What is expected: Repeat the whole of the data, keeping every detail the same.

Dataset content:
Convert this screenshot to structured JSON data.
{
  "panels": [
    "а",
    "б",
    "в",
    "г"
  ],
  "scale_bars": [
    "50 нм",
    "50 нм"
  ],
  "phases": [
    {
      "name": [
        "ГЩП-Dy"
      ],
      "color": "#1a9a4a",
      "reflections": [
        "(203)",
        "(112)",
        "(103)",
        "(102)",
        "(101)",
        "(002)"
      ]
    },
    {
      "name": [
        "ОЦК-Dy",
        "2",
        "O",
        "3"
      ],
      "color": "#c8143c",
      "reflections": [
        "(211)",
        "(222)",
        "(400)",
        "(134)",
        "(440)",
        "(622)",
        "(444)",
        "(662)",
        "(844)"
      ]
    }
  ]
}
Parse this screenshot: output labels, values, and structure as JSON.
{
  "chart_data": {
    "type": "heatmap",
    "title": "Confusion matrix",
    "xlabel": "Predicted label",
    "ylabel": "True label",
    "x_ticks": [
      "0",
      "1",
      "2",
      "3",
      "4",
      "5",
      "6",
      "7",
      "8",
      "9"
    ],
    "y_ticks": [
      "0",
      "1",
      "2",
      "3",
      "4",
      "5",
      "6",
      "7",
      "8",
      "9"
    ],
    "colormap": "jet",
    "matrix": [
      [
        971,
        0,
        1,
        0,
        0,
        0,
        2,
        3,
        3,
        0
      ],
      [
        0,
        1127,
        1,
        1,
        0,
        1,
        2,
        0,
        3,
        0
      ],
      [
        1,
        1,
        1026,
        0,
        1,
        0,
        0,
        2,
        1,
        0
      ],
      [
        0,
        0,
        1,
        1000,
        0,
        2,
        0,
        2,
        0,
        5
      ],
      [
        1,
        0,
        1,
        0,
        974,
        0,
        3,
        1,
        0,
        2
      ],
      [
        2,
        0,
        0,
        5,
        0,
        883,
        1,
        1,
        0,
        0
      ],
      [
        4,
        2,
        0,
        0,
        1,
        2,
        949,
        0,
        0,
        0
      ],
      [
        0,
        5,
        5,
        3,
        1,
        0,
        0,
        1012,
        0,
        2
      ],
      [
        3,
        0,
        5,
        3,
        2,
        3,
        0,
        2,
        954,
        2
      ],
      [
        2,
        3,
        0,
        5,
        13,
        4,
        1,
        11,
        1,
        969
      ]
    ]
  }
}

Response below:
Convert this screenshot to structured JSON data.
{
  "panels": [
    "а",
    "б",
    "в",
    "г"
  ],
  "scale_bars": [
    "50 нм",
    "50 нм"
  ],
  "phases": [
    {
      "name": [
        "ГЩП-Dy"
      ],
      "color": "#1a9a4a",
      "reflections": [
        "(203)",
        "(112)",
        "(103)",
        "(102)",
        "(101)",
        "(002)"
      ]
    },
    {
      "name": [
        "ОЦК-Dy",
        "2",
        "O",
        "3"
      ],
      "color": "#c8143c",
      "reflections": [
        "(211)",
        "(222)",
        "(400)",
        "(134)",
        "(440)",
        "(622)",
        "(444)",
        "(662)",
        "(844)"
      ]
    }
  ]
}
Parse this screenshot: output labels, values, and structure as JSON.
{
  "chart_data": {
    "type": "heatmap",
    "title": "Confusion matrix",
    "xlabel": "Predicted label",
    "ylabel": "True label",
    "x_ticks": [
      "0",
      "1",
      "2",
      "3",
      "4",
      "5",
      "6",
      "7",
      "8",
      "9"
    ],
    "y_ticks": [
      "0",
      "1",
      "2",
      "3",
      "4",
      "5",
      "6",
      "7",
      "8",
      "9"
    ],
    "colormap": "jet",
    "matrix": [
      [
        971,
        0,
        1,
        0,
        0,
        0,
        2,
        3,
        3,
        0
      ],
      [
        0,
        1127,
        1,
        1,
        0,
        1,
        2,
        0,
        3,
        0
      ],
      [
        1,
        1,
        1026,
        0,
        1,
        0,
        0,
        2,
        1,
        0
      ],
      [
        0,
        0,
        1,
        1000,
        0,
        2,
        0,
        2,
        0,
        5
      ],
      [
        1,
        0,
        1,
        0,
        974,
        0,
        3,
        1,
        0,
        2
      ],
      [
        2,
        0,
        0,
        5,
        0,
        883,
        1,
        1,
        0,
        0
      ],
      [
        4,
        2,
        0,
        0,
        1,
        2,
        949,
        0,
        0,
        0
      ],
      [
        0,
        5,
        5,
        3,
        1,
        0,
        0,
        1012,
        0,
        2
      ],
      [
        3,
        0,
        5,
        3,
        2,
        3,
        0,
        2,
        954,
        2
      ],
      [
        2,
        3,
        0,
        5,
        13,
        4,
        1,
        11,
        1,
        969
      ]
    ]
  }
}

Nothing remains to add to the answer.